**Data extract**

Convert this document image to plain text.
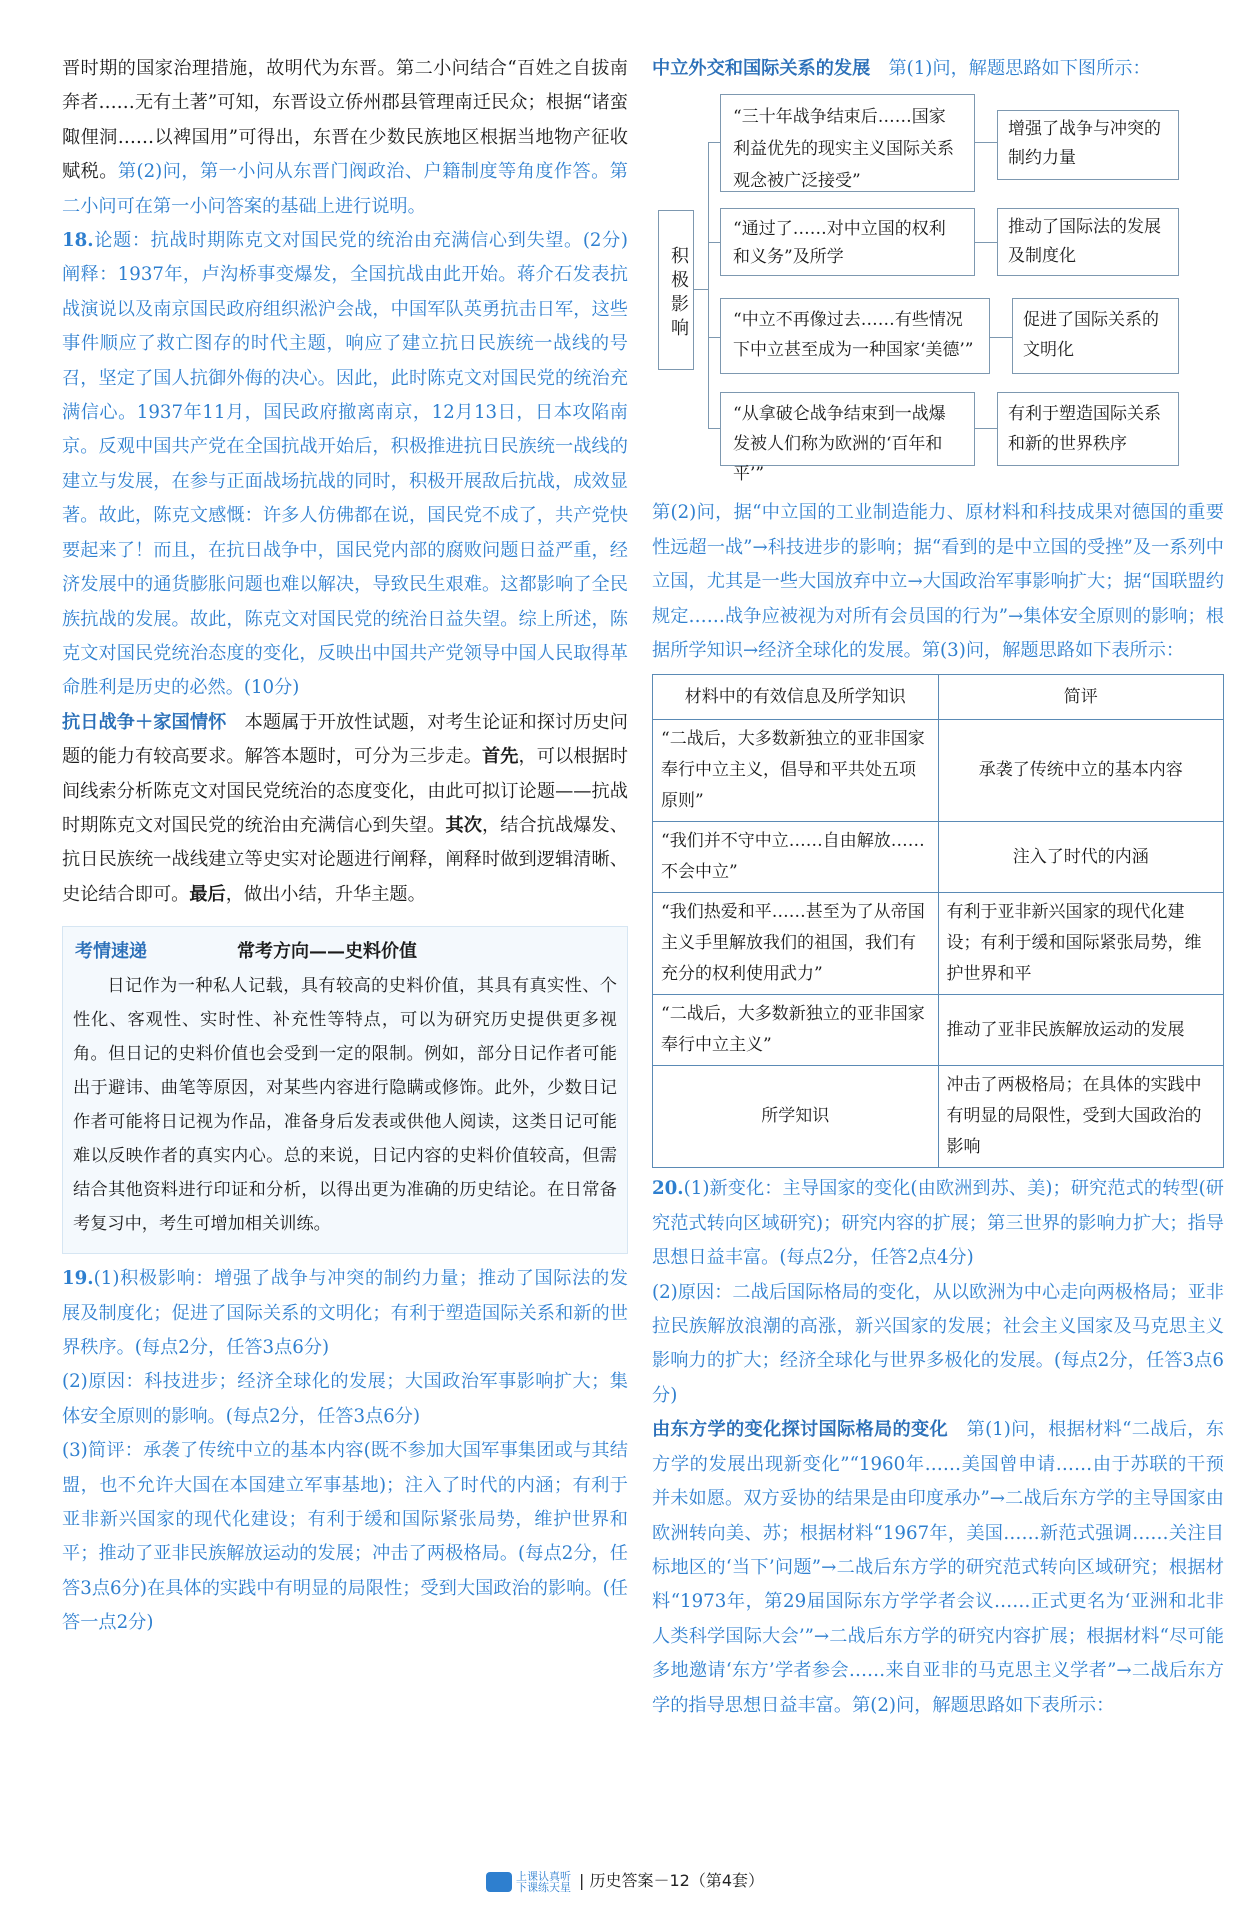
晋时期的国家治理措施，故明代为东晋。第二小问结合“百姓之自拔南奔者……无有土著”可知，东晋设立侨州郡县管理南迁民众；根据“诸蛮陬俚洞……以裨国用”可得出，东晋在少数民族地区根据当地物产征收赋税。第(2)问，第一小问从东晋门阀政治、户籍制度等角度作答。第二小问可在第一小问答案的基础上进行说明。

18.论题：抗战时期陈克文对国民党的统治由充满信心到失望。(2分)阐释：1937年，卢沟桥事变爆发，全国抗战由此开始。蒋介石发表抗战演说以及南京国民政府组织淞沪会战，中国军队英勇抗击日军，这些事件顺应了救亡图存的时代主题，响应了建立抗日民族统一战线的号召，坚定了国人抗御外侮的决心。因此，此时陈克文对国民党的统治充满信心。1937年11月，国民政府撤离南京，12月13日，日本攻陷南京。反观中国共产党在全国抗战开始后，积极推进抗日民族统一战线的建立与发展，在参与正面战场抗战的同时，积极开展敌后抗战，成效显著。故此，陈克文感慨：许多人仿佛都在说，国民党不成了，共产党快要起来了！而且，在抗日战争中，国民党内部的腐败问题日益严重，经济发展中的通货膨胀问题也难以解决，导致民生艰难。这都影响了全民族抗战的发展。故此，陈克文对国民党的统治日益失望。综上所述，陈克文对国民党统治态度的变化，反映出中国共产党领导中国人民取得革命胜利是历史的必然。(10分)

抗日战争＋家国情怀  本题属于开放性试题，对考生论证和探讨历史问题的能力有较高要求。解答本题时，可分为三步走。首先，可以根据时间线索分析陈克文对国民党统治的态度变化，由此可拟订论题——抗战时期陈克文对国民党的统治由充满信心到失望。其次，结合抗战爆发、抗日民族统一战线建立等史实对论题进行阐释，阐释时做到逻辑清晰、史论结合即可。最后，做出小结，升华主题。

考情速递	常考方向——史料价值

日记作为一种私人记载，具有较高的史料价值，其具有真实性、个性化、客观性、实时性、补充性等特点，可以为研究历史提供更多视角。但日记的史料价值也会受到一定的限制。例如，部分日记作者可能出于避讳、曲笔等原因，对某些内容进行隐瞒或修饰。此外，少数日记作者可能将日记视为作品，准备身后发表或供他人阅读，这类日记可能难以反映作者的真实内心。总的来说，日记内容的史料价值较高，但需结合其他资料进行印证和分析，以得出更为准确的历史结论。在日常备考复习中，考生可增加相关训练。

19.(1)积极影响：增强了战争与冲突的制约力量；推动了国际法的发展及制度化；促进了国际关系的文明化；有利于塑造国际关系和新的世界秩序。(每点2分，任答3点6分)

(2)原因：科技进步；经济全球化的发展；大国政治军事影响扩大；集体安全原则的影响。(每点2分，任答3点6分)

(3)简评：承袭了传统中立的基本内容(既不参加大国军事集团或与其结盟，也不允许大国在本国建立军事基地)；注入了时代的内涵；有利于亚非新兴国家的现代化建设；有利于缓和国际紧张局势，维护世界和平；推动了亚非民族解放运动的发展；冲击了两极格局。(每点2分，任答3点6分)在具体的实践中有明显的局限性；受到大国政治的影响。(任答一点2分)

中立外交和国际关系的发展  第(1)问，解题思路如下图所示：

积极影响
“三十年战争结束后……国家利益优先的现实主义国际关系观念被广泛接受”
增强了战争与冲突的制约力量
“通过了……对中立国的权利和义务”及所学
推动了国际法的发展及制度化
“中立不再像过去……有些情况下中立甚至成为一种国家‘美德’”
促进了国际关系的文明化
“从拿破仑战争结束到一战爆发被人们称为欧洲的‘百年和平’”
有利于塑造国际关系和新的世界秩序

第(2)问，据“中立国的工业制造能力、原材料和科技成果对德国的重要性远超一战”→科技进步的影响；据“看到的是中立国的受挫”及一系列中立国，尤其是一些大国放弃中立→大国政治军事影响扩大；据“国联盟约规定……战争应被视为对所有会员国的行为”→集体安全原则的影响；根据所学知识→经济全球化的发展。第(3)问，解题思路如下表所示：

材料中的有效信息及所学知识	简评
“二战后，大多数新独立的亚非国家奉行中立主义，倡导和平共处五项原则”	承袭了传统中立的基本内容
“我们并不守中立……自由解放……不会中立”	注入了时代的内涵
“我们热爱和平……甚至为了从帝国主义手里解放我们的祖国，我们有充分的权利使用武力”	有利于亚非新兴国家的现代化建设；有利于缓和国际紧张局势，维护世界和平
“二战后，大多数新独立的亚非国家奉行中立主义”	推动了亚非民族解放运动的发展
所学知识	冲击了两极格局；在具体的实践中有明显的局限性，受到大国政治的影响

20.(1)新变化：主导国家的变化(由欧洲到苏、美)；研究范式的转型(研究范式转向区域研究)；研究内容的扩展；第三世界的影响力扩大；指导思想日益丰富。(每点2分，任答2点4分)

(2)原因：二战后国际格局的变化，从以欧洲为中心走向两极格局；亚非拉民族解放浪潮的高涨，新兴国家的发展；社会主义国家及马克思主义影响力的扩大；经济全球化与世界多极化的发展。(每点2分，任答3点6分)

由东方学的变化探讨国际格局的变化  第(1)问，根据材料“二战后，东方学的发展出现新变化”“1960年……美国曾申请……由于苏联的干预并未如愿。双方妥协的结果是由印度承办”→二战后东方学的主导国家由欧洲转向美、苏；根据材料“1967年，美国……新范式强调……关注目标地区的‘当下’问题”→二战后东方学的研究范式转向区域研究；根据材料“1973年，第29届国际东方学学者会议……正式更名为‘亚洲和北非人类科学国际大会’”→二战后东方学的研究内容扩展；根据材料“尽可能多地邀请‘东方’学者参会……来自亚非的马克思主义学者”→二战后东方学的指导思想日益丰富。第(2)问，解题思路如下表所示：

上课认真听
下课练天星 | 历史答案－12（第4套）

**Objective**
Repeat the material verbatim. Do not carry over any picture.

**Correct response**
Convert this document image to plain text.
晋时期的国家治理措施，故明代为东晋。第二小问结合“百姓之自拔南奔者……无有土著”可知，东晋设立侨州郡县管理南迁民众；根据“诸蛮陬俚洞……以裨国用”可得出，东晋在少数民族地区根据当地物产征收赋税。第(2)问，第一小问从东晋门阀政治、户籍制度等角度作答。第二小问可在第一小问答案的基础上进行说明。

18.论题：抗战时期陈克文对国民党的统治由充满信心到失望。(2分)阐释：1937年，卢沟桥事变爆发，全国抗战由此开始。蒋介石发表抗战演说以及南京国民政府组织淞沪会战，中国军队英勇抗击日军，这些事件顺应了救亡图存的时代主题，响应了建立抗日民族统一战线的号召，坚定了国人抗御外侮的决心。因此，此时陈克文对国民党的统治充满信心。1937年11月，国民政府撤离南京，12月13日，日本攻陷南京。反观中国共产党在全国抗战开始后，积极推进抗日民族统一战线的建立与发展，在参与正面战场抗战的同时，积极开展敌后抗战，成效显著。故此，陈克文感慨：许多人仿佛都在说，国民党不成了，共产党快要起来了！而且，在抗日战争中，国民党内部的腐败问题日益严重，经济发展中的通货膨胀问题也难以解决，导致民生艰难。这都影响了全民族抗战的发展。故此，陈克文对国民党的统治日益失望。综上所述，陈克文对国民党统治态度的变化，反映出中国共产党领导中国人民取得革命胜利是历史的必然。(10分)

抗日战争＋家国情怀  本题属于开放性试题，对考生论证和探讨历史问题的能力有较高要求。解答本题时，可分为三步走。首先，可以根据时间线索分析陈克文对国民党统治的态度变化，由此可拟订论题——抗战时期陈克文对国民党的统治由充满信心到失望。其次，结合抗战爆发、抗日民族统一战线建立等史实对论题进行阐释，阐释时做到逻辑清晰、史论结合即可。最后，做出小结，升华主题。

考情速递	常考方向——史料价值

日记作为一种私人记载，具有较高的史料价值，其具有真实性、个性化、客观性、实时性、补充性等特点，可以为研究历史提供更多视角。但日记的史料价值也会受到一定的限制。例如，部分日记作者可能出于避讳、曲笔等原因，对某些内容进行隐瞒或修饰。此外，少数日记作者可能将日记视为作品，准备身后发表或供他人阅读，这类日记可能难以反映作者的真实内心。总的来说，日记内容的史料价值较高，但需结合其他资料进行印证和分析，以得出更为准确的历史结论。在日常备考复习中，考生可增加相关训练。

19.(1)积极影响：增强了战争与冲突的制约力量；推动了国际法的发展及制度化；促进了国际关系的文明化；有利于塑造国际关系和新的世界秩序。(每点2分，任答3点6分)

(2)原因：科技进步；经济全球化的发展；大国政治军事影响扩大；集体安全原则的影响。(每点2分，任答3点6分)

(3)简评：承袭了传统中立的基本内容(既不参加大国军事集团或与其结盟，也不允许大国在本国建立军事基地)；注入了时代的内涵；有利于亚非新兴国家的现代化建设；有利于缓和国际紧张局势，维护世界和平；推动了亚非民族解放运动的发展；冲击了两极格局。(每点2分，任答3点6分)在具体的实践中有明显的局限性；受到大国政治的影响。(任答一点2分)

中立外交和国际关系的发展  第(1)问，解题思路如下图所示：

积极影响
“三十年战争结束后……国家利益优先的现实主义国际关系观念被广泛接受”
增强了战争与冲突的制约力量
“通过了……对中立国的权利和义务”及所学
推动了国际法的发展及制度化
“中立不再像过去……有些情况下中立甚至成为一种国家‘美德’”
促进了国际关系的文明化
“从拿破仑战争结束到一战爆发被人们称为欧洲的‘百年和平’”
有利于塑造国际关系和新的世界秩序

第(2)问，据“中立国的工业制造能力、原材料和科技成果对德国的重要性远超一战”→科技进步的影响；据“看到的是中立国的受挫”及一系列中立国，尤其是一些大国放弃中立→大国政治军事影响扩大；据“国联盟约规定……战争应被视为对所有会员国的行为”→集体安全原则的影响；根据所学知识→经济全球化的发展。第(3)问，解题思路如下表所示：

材料中的有效信息及所学知识	简评
“二战后，大多数新独立的亚非国家奉行中立主义，倡导和平共处五项原则”	承袭了传统中立的基本内容
“我们并不守中立……自由解放……不会中立”	注入了时代的内涵
“我们热爱和平……甚至为了从帝国主义手里解放我们的祖国，我们有充分的权利使用武力”	有利于亚非新兴国家的现代化建设；有利于缓和国际紧张局势，维护世界和平
“二战后，大多数新独立的亚非国家奉行中立主义”	推动了亚非民族解放运动的发展
所学知识	冲击了两极格局；在具体的实践中有明显的局限性，受到大国政治的影响

20.(1)新变化：主导国家的变化(由欧洲到苏、美)；研究范式的转型(研究范式转向区域研究)；研究内容的扩展；第三世界的影响力扩大；指导思想日益丰富。(每点2分，任答2点4分)

(2)原因：二战后国际格局的变化，从以欧洲为中心走向两极格局；亚非拉民族解放浪潮的高涨，新兴国家的发展；社会主义国家及马克思主义影响力的扩大；经济全球化与世界多极化的发展。(每点2分，任答3点6分)

由东方学的变化探讨国际格局的变化  第(1)问，根据材料“二战后，东方学的发展出现新变化”“1960年……美国曾申请……由于苏联的干预并未如愿。双方妥协的结果是由印度承办”→二战后东方学的主导国家由欧洲转向美、苏；根据材料“1967年，美国……新范式强调……关注目标地区的‘当下’问题”→二战后东方学的研究范式转向区域研究；根据材料“1973年，第29届国际东方学学者会议……正式更名为‘亚洲和北非人类科学国际大会’”→二战后东方学的研究内容扩展；根据材料“尽可能多地邀请‘东方’学者参会……来自亚非的马克思主义学者”→二战后东方学的指导思想日益丰富。第(2)问，解题思路如下表所示：

上课认真听
下课练天星 | 历史答案－12（第4套）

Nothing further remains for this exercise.